▶ **Objective**
Pictures stay out of your copy, but everything else in the records below must be repeated exactly.

▶ **Collected data**
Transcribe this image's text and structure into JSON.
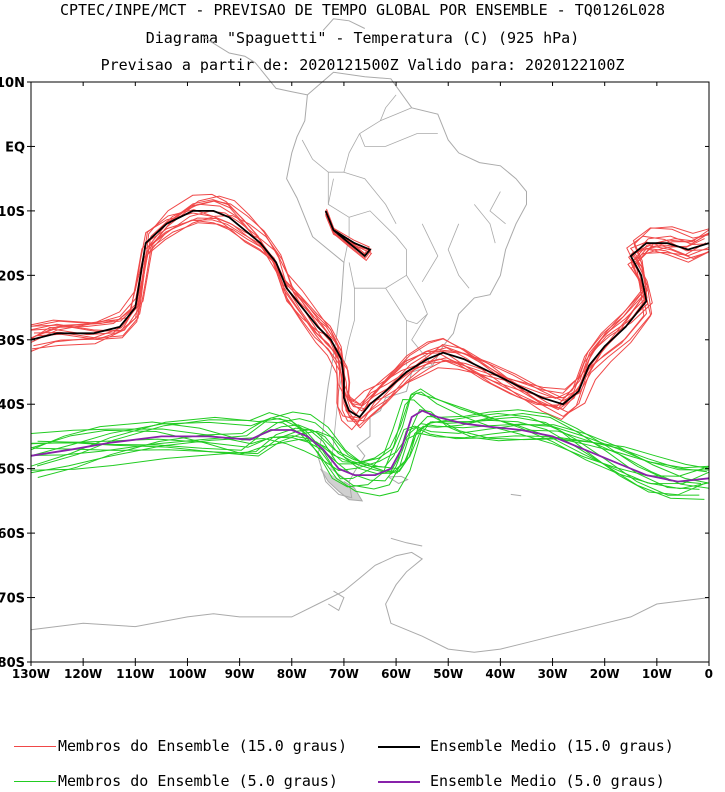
{
  "header": {
    "line1": "CPTEC/INPE/MCT - PREVISAO DE TEMPO GLOBAL POR ENSEMBLE - TQ0126L028",
    "line2": "Diagrama \"Spaguetti\" - Temperatura (C) (925 hPa)",
    "line3": "Previsao a partir de: 2020121500Z  Valido para: 2020122100Z"
  },
  "map": {
    "lat_ticks": [
      "10N",
      "EQ",
      "10S",
      "20S",
      "30S",
      "40S",
      "50S",
      "60S",
      "70S",
      "80S"
    ],
    "lon_ticks": [
      "130W",
      "120W",
      "110W",
      "100W",
      "90W",
      "80W",
      "70W",
      "60W",
      "50W",
      "40W",
      "30W",
      "20W",
      "10W",
      "0"
    ],
    "lat_range": [
      10,
      -80
    ],
    "lon_range": [
      -130,
      0
    ],
    "land_color": "#aaaaaa",
    "member15_color": "#f04848",
    "mean15_color": "#000000",
    "member5_color": "#22cc22",
    "mean5_color": "#8822aa"
  },
  "legend": {
    "member15_label": "Membros do Ensemble (15.0 graus)",
    "mean15_label": "Ensemble Medio (15.0 graus)",
    "member5_label": "Membros do Ensemble (5.0 graus)",
    "mean5_label": "Ensemble Medio (5.0 graus)"
  }
}
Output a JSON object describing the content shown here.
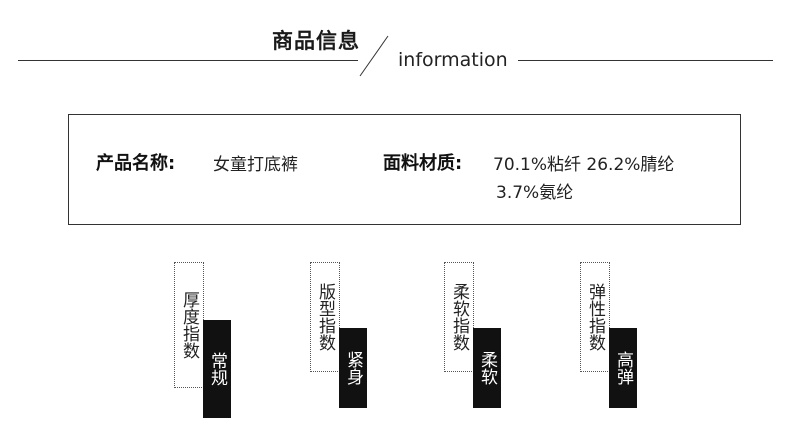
{
  "header": {
    "title": "商品信息",
    "subtitle": "information"
  },
  "product": {
    "name_label": "产品名称:",
    "name_value": "女童打底裤",
    "material_label": "面料材质:",
    "material_line1": "70.1%粘纤  26.2%腈纶",
    "material_line2": "3.7%氨纶"
  },
  "indices": [
    {
      "label": "厚度指数",
      "value": "常规"
    },
    {
      "label": "版型指数",
      "value": "紧身"
    },
    {
      "label": "柔软指数",
      "value": "柔软"
    },
    {
      "label": "弹性指数",
      "value": "高弹"
    }
  ]
}
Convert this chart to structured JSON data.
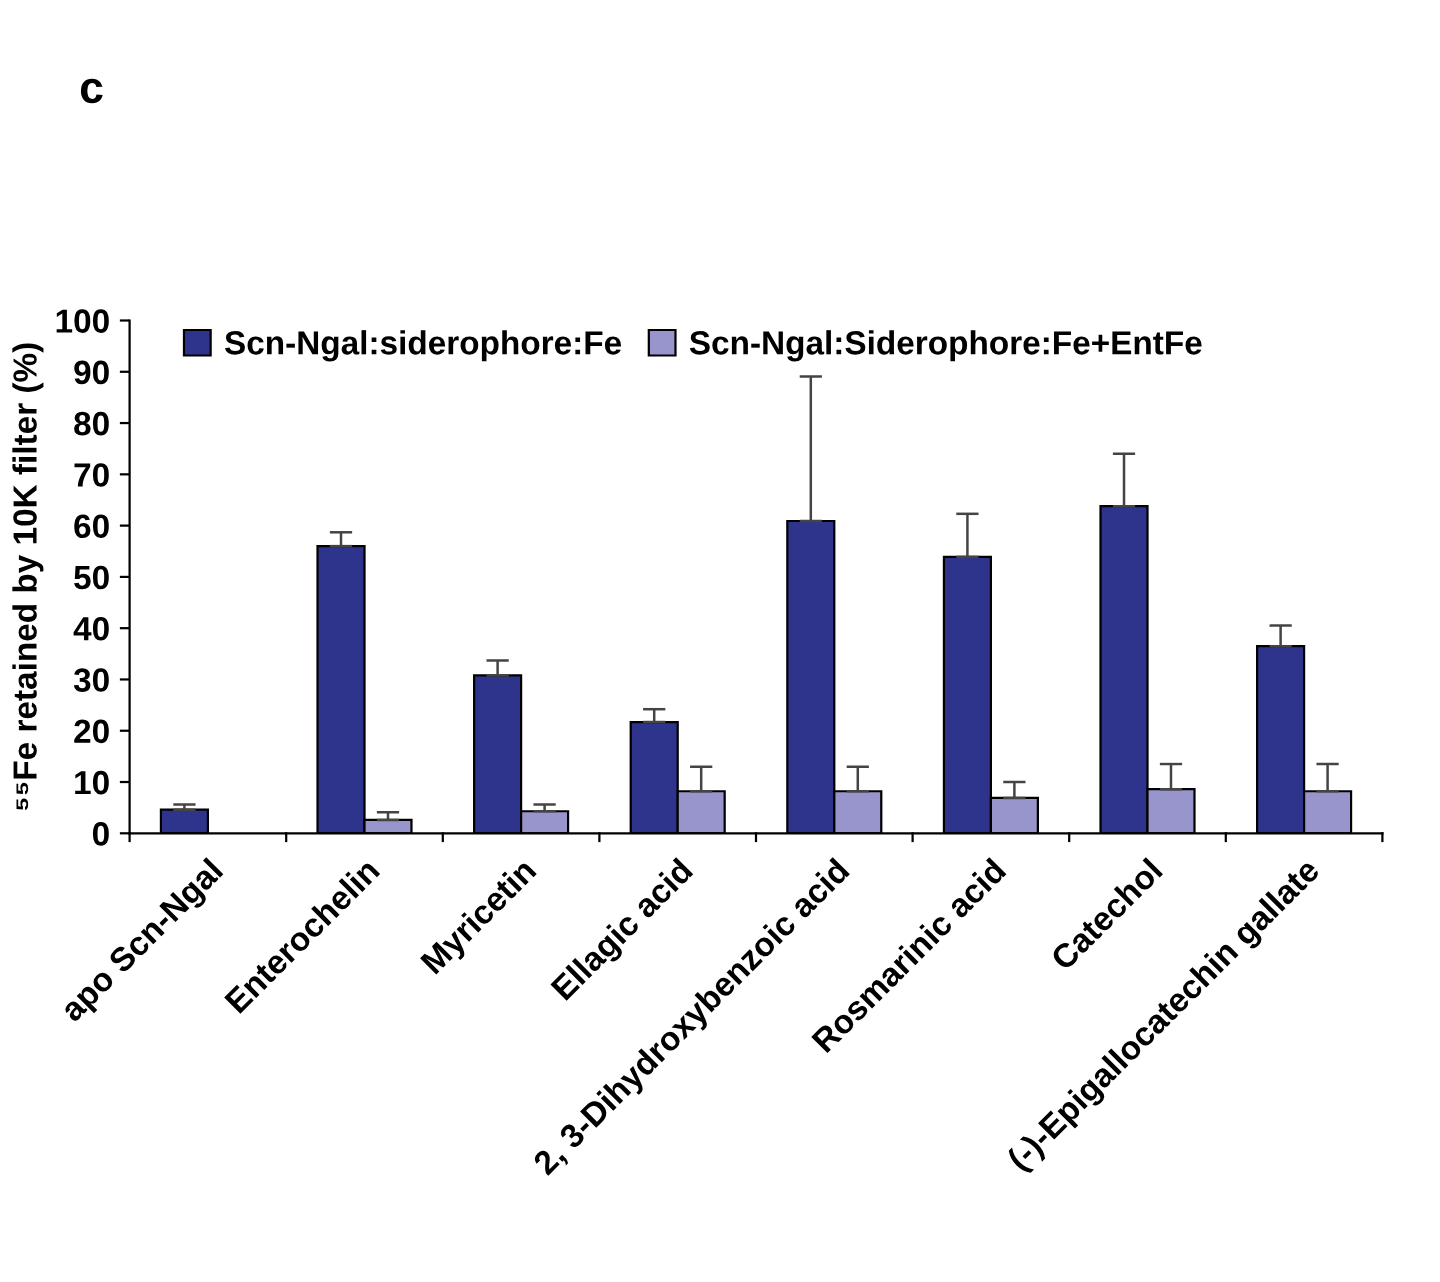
{
  "chart_data": {
    "type": "bar",
    "ylabel": "⁵⁵Fe retained by 10K filter (%)",
    "annotations": [
      "c"
    ],
    "categories": [
      "apo Scn-Ngal",
      "Enterochelin",
      "Myricetin",
      "Ellagic acid",
      "2, 3-Dihydroxybenzoic acid",
      "Rosmarinic acid",
      "Catechol",
      "(-)-Epigallocatechin gallate"
    ],
    "series": [
      {
        "name": "Scn-Ngal:siderophore:Fe",
        "color": "#2e348c",
        "values": [
          4.6,
          56,
          30.8,
          21.7,
          60.9,
          53.9,
          63.8,
          36.5
        ],
        "errors": [
          [
            4.6,
            5.6
          ],
          [
            56,
            58.7
          ],
          [
            30.8,
            33.7
          ],
          [
            21.7,
            24.2
          ],
          [
            60.9,
            89.1
          ],
          [
            53.9,
            62.3
          ],
          [
            63.8,
            74
          ],
          [
            36.5,
            40.5
          ]
        ]
      },
      {
        "name": "Scn-Ngal:Siderophore:Fe+EntFe",
        "color": "#9894cc",
        "values": [
          null,
          2.6,
          4.3,
          8.2,
          8.2,
          6.9,
          8.6,
          8.2
        ],
        "errors": [
          null,
          [
            2.6,
            4.1
          ],
          [
            4.3,
            5.6
          ],
          [
            8.2,
            13
          ],
          [
            8.2,
            13
          ],
          [
            6.9,
            10
          ],
          [
            8.6,
            13.5
          ],
          [
            8.2,
            13.5
          ]
        ]
      }
    ],
    "ylim": [
      0,
      100
    ],
    "yticks": [
      0,
      10,
      20,
      30,
      40,
      50,
      60,
      70,
      80,
      90,
      100
    ],
    "grid": false,
    "legend": "top"
  }
}
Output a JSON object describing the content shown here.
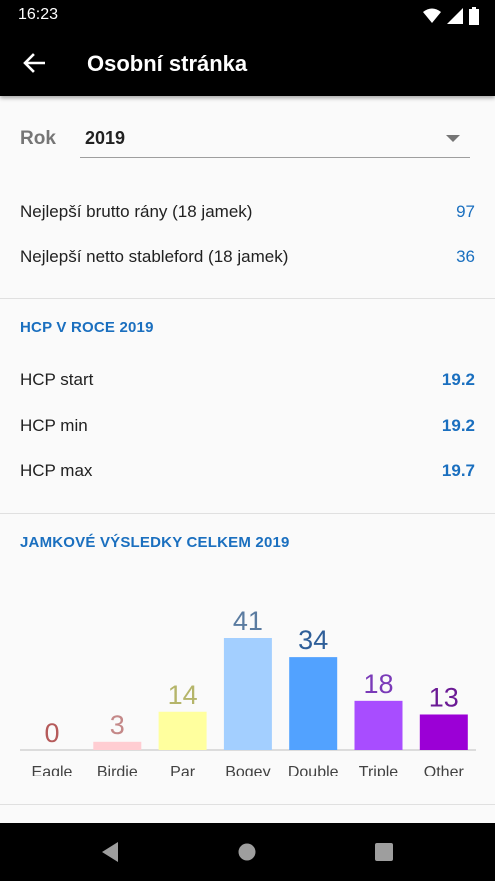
{
  "status": {
    "time": "16:23"
  },
  "app_bar": {
    "title": "Osobní stránka"
  },
  "year": {
    "label": "Rok",
    "value": "2019"
  },
  "best": [
    {
      "label": "Nejlepší brutto rány (18 jamek)",
      "value": "97"
    },
    {
      "label": "Nejlepší netto stableford (18 jamek)",
      "value": "36"
    }
  ],
  "hcp": {
    "title": "HCP V ROCE 2019",
    "rows": [
      {
        "label": "HCP start",
        "value": "19.2"
      },
      {
        "label": "HCP min",
        "value": "19.2"
      },
      {
        "label": "HCP max",
        "value": "19.7"
      }
    ]
  },
  "results": {
    "title": "JAMKOVÉ VÝSLEDKY CELKEM 2019"
  },
  "chart_data": {
    "type": "bar",
    "categories": [
      "Eagle",
      "Birdie",
      "Par",
      "Bogey",
      "Double",
      "Triple",
      "Other"
    ],
    "values": [
      0,
      3,
      14,
      41,
      34,
      18,
      13
    ],
    "colors": [
      "#d7a6a6",
      "#ffcdd2",
      "#ffff9e",
      "#a3cfff",
      "#52a2ff",
      "#a84dff",
      "#9b00d6"
    ],
    "label_colors": [
      "#b55a5a",
      "#c48888",
      "#b5b56a",
      "#5a7ba0",
      "#2f5f99",
      "#7a3ab8",
      "#6b1a95"
    ],
    "ylim": [
      0,
      41
    ]
  },
  "colors": {
    "accent": "#1a6fbf"
  }
}
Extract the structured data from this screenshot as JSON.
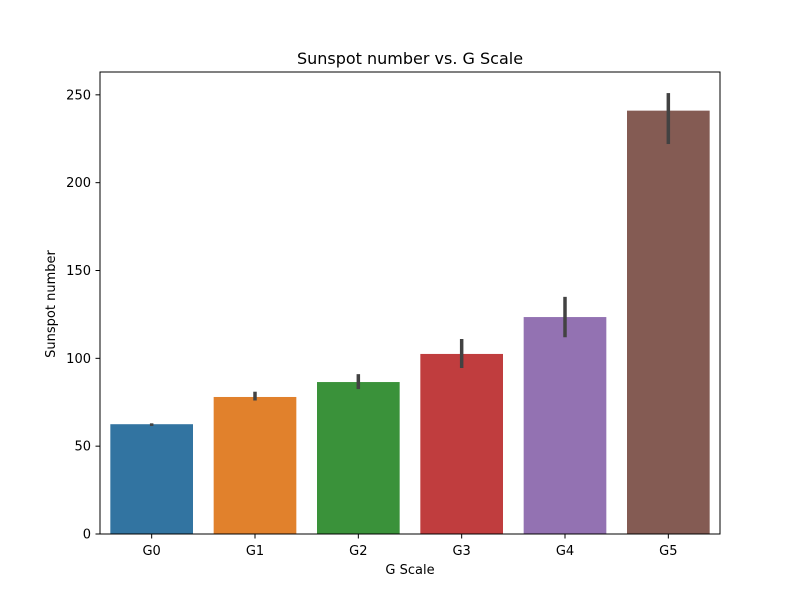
{
  "chart_data": {
    "type": "bar",
    "title": "Sunspot number vs. G Scale",
    "xlabel": "G Scale",
    "ylabel": "Sunspot number",
    "categories": [
      "G0",
      "G1",
      "G2",
      "G3",
      "G4",
      "G5"
    ],
    "values": [
      62.5,
      78,
      86.5,
      102.5,
      123.5,
      241
    ],
    "error_low": [
      61.5,
      76,
      82.5,
      94.5,
      112,
      222
    ],
    "error_high": [
      63,
      81,
      91,
      111,
      135,
      251
    ],
    "colors": [
      "#3274a1",
      "#e1812c",
      "#3a923a",
      "#c03d3e",
      "#9372b2",
      "#845b53"
    ],
    "error_color": "#424242",
    "ylim": [
      0,
      263
    ],
    "yticks": [
      0,
      50,
      100,
      150,
      200,
      250
    ],
    "grid": false
  }
}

▶ **Result of this exercise**
Transcribe this image's text and structure into JSON.
{
  "header": {
    "line1": "CPTEC/INPE/MCT - PREVISAO DE TEMPO GLOBAL POR ENSEMBLE - TQ0126L028",
    "line2": "Diagrama \"Spaguetti\" - Temperatura (C) (925 hPa)",
    "line3": "Previsao a partir de: 2020121500Z  Valido para: 2020122100Z"
  },
  "map": {
    "lat_ticks": [
      "10N",
      "EQ",
      "10S",
      "20S",
      "30S",
      "40S",
      "50S",
      "60S",
      "70S",
      "80S"
    ],
    "lon_ticks": [
      "130W",
      "120W",
      "110W",
      "100W",
      "90W",
      "80W",
      "70W",
      "60W",
      "50W",
      "40W",
      "30W",
      "20W",
      "10W",
      "0"
    ],
    "lat_range": [
      10,
      -80
    ],
    "lon_range": [
      -130,
      0
    ],
    "land_color": "#aaaaaa",
    "member15_color": "#f04848",
    "mean15_color": "#000000",
    "member5_color": "#22cc22",
    "mean5_color": "#8822aa"
  },
  "legend": {
    "member15_label": "Membros do Ensemble (15.0 graus)",
    "mean15_label": "Ensemble Medio (15.0 graus)",
    "member5_label": "Membros do Ensemble (5.0 graus)",
    "mean5_label": "Ensemble Medio (5.0 graus)"
  }
}
Output a JSON object describing the content shown here.
{
  "header": {
    "title": "商品信息",
    "subtitle": "information"
  },
  "product": {
    "name_label": "产品名称:",
    "name_value": "女童打底裤",
    "material_label": "面料材质:",
    "material_line1": "70.1%粘纤  26.2%腈纶",
    "material_line2": "3.7%氨纶"
  },
  "indices": [
    {
      "label": "厚度指数",
      "value": "常规"
    },
    {
      "label": "版型指数",
      "value": "紧身"
    },
    {
      "label": "柔软指数",
      "value": "柔软"
    },
    {
      "label": "弹性指数",
      "value": "高弹"
    }
  ]
}
Convert this chart to structured JSON data.
{
  "chart_data": {
    "type": "bar",
    "ylabel": "⁵⁵Fe retained by 10K filter (%)",
    "annotations": [
      "c"
    ],
    "categories": [
      "apo Scn-Ngal",
      "Enterochelin",
      "Myricetin",
      "Ellagic acid",
      "2, 3-Dihydroxybenzoic acid",
      "Rosmarinic acid",
      "Catechol",
      "(-)-Epigallocatechin gallate"
    ],
    "series": [
      {
        "name": "Scn-Ngal:siderophore:Fe",
        "color": "#2e348c",
        "values": [
          4.6,
          56,
          30.8,
          21.7,
          60.9,
          53.9,
          63.8,
          36.5
        ],
        "errors": [
          [
            4.6,
            5.6
          ],
          [
            56,
            58.7
          ],
          [
            30.8,
            33.7
          ],
          [
            21.7,
            24.2
          ],
          [
            60.9,
            89.1
          ],
          [
            53.9,
            62.3
          ],
          [
            63.8,
            74
          ],
          [
            36.5,
            40.5
          ]
        ]
      },
      {
        "name": "Scn-Ngal:Siderophore:Fe+EntFe",
        "color": "#9894cc",
        "values": [
          null,
          2.6,
          4.3,
          8.2,
          8.2,
          6.9,
          8.6,
          8.2
        ],
        "errors": [
          null,
          [
            2.6,
            4.1
          ],
          [
            4.3,
            5.6
          ],
          [
            8.2,
            13
          ],
          [
            8.2,
            13
          ],
          [
            6.9,
            10
          ],
          [
            8.6,
            13.5
          ],
          [
            8.2,
            13.5
          ]
        ]
      }
    ],
    "ylim": [
      0,
      100
    ],
    "yticks": [
      0,
      10,
      20,
      30,
      40,
      50,
      60,
      70,
      80,
      90,
      100
    ],
    "grid": false,
    "legend": "top"
  }
}
Output a JSON object describing the content shown here.
{
  "status": {
    "time": "16:23"
  },
  "app_bar": {
    "title": "Osobní stránka"
  },
  "year": {
    "label": "Rok",
    "value": "2019"
  },
  "best": [
    {
      "label": "Nejlepší brutto rány (18 jamek)",
      "value": "97"
    },
    {
      "label": "Nejlepší netto stableford (18 jamek)",
      "value": "36"
    }
  ],
  "hcp": {
    "title": "HCP V ROCE 2019",
    "rows": [
      {
        "label": "HCP start",
        "value": "19.2"
      },
      {
        "label": "HCP min",
        "value": "19.2"
      },
      {
        "label": "HCP max",
        "value": "19.7"
      }
    ]
  },
  "results": {
    "title": "JAMKOVÉ VÝSLEDKY CELKEM 2019"
  },
  "chart_data": {
    "type": "bar",
    "categories": [
      "Eagle",
      "Birdie",
      "Par",
      "Bogey",
      "Double",
      "Triple",
      "Other"
    ],
    "values": [
      0,
      3,
      14,
      41,
      34,
      18,
      13
    ],
    "colors": [
      "#d7a6a6",
      "#ffcdd2",
      "#ffff9e",
      "#a3cfff",
      "#52a2ff",
      "#a84dff",
      "#9b00d6"
    ],
    "label_colors": [
      "#b55a5a",
      "#c48888",
      "#b5b56a",
      "#5a7ba0",
      "#2f5f99",
      "#7a3ab8",
      "#6b1a95"
    ],
    "ylim": [
      0,
      41
    ]
  },
  "colors": {
    "accent": "#1a6fbf"
  }
}
Extract the structured data from this screenshot as JSON.
{
  "chart_data": {
    "type": "bar",
    "title": "Sunspot number vs. G Scale",
    "xlabel": "G Scale",
    "ylabel": "Sunspot number",
    "categories": [
      "G0",
      "G1",
      "G2",
      "G3",
      "G4",
      "G5"
    ],
    "values": [
      62.5,
      78,
      86.5,
      102.5,
      123.5,
      241
    ],
    "error_low": [
      61.5,
      76,
      82.5,
      94.5,
      112,
      222
    ],
    "error_high": [
      63,
      81,
      91,
      111,
      135,
      251
    ],
    "colors": [
      "#3274a1",
      "#e1812c",
      "#3a923a",
      "#c03d3e",
      "#9372b2",
      "#845b53"
    ],
    "error_color": "#424242",
    "ylim": [
      0,
      263
    ],
    "yticks": [
      0,
      50,
      100,
      150,
      200,
      250
    ],
    "grid": false
  }
}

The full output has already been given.